EXERCISE BRIEF - Look through the data below. Collect every line where the word "this" occurs.

(Data records)

↓↓↓

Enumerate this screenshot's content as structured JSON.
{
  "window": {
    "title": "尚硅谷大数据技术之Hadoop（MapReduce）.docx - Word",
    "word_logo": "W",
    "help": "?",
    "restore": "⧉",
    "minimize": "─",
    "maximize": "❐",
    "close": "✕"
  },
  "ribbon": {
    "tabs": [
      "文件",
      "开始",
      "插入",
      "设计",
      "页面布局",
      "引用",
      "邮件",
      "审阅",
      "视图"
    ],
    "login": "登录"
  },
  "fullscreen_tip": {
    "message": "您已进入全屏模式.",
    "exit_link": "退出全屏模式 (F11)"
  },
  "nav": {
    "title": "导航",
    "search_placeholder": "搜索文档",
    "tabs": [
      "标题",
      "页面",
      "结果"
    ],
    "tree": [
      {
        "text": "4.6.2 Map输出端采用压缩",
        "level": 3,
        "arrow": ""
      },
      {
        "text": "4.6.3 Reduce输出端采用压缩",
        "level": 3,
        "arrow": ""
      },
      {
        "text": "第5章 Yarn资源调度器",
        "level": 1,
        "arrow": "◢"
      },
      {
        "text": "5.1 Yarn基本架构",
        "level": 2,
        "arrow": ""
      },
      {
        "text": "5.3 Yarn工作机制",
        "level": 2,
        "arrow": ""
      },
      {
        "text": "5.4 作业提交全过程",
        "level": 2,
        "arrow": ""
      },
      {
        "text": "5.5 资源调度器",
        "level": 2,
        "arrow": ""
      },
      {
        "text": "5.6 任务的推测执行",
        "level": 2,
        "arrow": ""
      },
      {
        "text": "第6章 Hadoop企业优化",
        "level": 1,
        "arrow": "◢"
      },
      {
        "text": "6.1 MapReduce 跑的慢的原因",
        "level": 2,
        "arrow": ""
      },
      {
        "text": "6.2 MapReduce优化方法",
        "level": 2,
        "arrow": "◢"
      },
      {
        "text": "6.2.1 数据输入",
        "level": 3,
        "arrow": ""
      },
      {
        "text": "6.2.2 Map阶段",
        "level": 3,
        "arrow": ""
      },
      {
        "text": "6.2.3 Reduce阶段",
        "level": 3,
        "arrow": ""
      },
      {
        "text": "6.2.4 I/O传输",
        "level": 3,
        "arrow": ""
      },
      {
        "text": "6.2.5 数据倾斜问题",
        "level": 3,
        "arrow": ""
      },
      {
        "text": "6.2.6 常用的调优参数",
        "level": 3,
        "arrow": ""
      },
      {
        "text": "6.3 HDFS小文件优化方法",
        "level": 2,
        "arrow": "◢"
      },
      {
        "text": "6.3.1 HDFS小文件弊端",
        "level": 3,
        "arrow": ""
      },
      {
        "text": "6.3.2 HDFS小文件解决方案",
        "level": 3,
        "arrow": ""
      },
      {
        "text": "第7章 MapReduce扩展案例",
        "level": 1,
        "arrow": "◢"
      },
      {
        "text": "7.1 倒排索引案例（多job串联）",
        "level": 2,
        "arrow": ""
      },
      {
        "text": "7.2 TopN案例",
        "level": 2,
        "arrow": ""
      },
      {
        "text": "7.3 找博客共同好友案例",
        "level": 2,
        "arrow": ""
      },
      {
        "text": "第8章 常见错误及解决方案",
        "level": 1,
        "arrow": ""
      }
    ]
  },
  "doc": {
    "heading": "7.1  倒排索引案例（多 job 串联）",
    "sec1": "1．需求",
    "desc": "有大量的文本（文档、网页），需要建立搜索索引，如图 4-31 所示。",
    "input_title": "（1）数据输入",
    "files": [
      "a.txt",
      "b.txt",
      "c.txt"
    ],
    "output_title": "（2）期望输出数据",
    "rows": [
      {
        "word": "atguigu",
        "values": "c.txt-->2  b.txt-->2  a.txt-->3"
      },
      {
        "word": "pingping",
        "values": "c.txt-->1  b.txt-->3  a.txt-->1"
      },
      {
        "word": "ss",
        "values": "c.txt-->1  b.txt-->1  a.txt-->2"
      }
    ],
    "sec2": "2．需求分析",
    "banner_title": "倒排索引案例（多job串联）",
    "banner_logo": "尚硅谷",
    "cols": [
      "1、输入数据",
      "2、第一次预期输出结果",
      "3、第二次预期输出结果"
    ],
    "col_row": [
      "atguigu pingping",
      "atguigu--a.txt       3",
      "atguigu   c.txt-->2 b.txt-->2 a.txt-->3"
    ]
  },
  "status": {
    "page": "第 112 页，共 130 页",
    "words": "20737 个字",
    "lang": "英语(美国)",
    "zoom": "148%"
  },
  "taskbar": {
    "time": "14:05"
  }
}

↑↑↑
↓↓↓

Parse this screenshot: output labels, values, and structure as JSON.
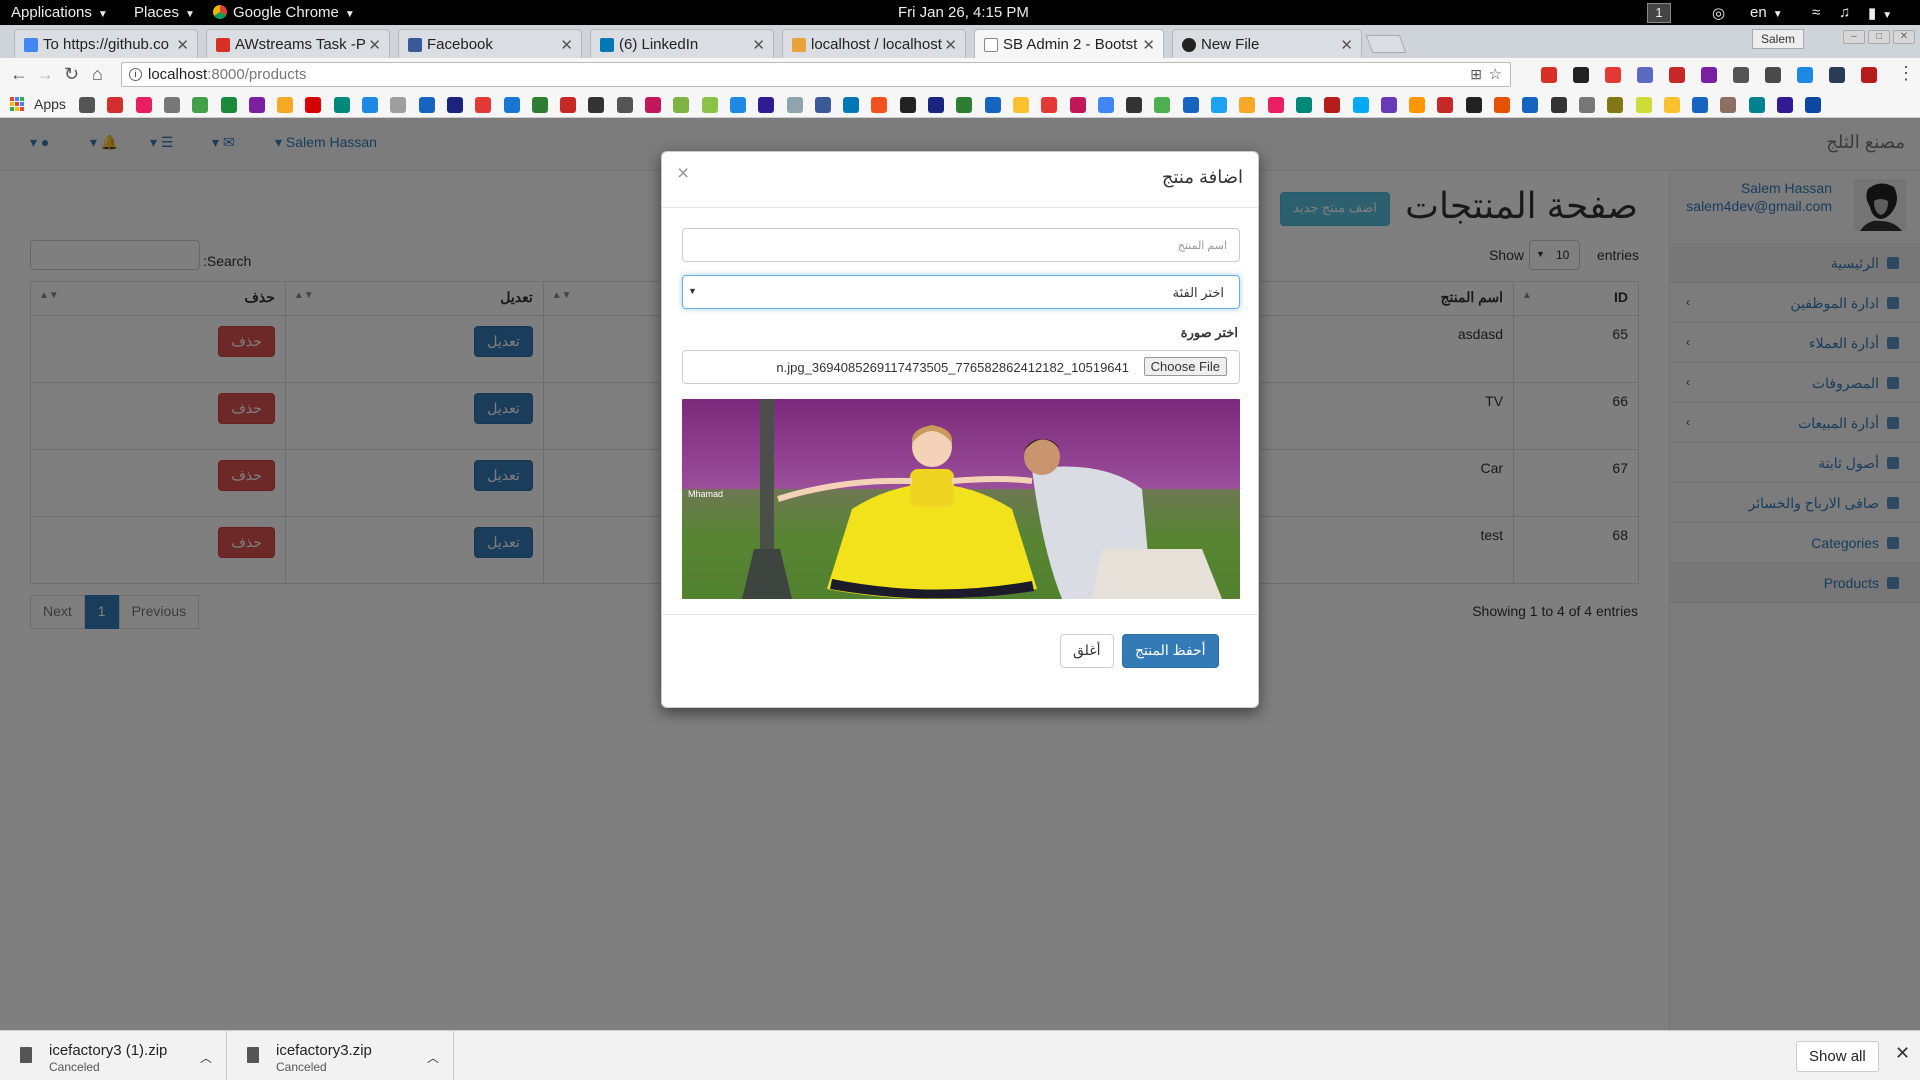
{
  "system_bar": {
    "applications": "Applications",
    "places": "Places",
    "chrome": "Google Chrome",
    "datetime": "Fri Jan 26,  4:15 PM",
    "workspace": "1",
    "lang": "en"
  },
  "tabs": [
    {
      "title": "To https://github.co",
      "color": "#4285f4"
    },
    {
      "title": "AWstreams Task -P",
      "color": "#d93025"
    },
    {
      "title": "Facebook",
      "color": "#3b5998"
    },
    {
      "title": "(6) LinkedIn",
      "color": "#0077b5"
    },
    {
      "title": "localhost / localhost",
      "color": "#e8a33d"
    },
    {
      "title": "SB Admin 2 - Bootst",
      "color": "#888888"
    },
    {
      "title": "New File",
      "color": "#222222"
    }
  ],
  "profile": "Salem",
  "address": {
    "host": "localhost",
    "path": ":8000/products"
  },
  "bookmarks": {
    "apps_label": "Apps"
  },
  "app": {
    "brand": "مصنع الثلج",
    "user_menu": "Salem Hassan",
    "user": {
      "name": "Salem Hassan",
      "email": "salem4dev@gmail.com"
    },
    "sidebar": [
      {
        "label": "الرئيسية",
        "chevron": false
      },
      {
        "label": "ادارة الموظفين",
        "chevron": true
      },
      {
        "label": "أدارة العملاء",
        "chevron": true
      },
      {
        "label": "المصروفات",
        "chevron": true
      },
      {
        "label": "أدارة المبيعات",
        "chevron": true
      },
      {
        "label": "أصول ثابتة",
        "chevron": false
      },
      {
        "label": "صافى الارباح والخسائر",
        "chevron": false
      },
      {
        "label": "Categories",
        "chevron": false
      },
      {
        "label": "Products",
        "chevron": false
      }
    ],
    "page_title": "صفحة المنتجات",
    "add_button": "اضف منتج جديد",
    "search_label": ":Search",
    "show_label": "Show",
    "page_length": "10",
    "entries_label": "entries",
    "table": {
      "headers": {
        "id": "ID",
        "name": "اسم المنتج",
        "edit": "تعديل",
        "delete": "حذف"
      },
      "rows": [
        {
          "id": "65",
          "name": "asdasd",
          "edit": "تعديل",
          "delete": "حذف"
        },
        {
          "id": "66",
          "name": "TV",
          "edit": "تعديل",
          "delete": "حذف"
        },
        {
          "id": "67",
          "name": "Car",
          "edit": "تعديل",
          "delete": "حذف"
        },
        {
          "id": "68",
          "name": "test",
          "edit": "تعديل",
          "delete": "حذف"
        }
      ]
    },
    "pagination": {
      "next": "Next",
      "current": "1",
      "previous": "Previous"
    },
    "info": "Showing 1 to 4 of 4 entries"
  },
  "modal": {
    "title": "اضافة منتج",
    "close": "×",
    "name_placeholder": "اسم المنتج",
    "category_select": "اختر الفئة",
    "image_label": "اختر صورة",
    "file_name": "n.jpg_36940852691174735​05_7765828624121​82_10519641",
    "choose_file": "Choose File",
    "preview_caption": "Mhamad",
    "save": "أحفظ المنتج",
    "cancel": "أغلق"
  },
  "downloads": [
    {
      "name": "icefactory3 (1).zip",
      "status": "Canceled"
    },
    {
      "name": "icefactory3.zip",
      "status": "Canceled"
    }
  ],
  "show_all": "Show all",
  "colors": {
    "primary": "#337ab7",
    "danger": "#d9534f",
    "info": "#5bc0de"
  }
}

↑↑↑

SOLVED PROBLEM -
Enumerate this screenshot's content as structured JSON.
Parse this screenshot: output labels, values, and structure as JSON.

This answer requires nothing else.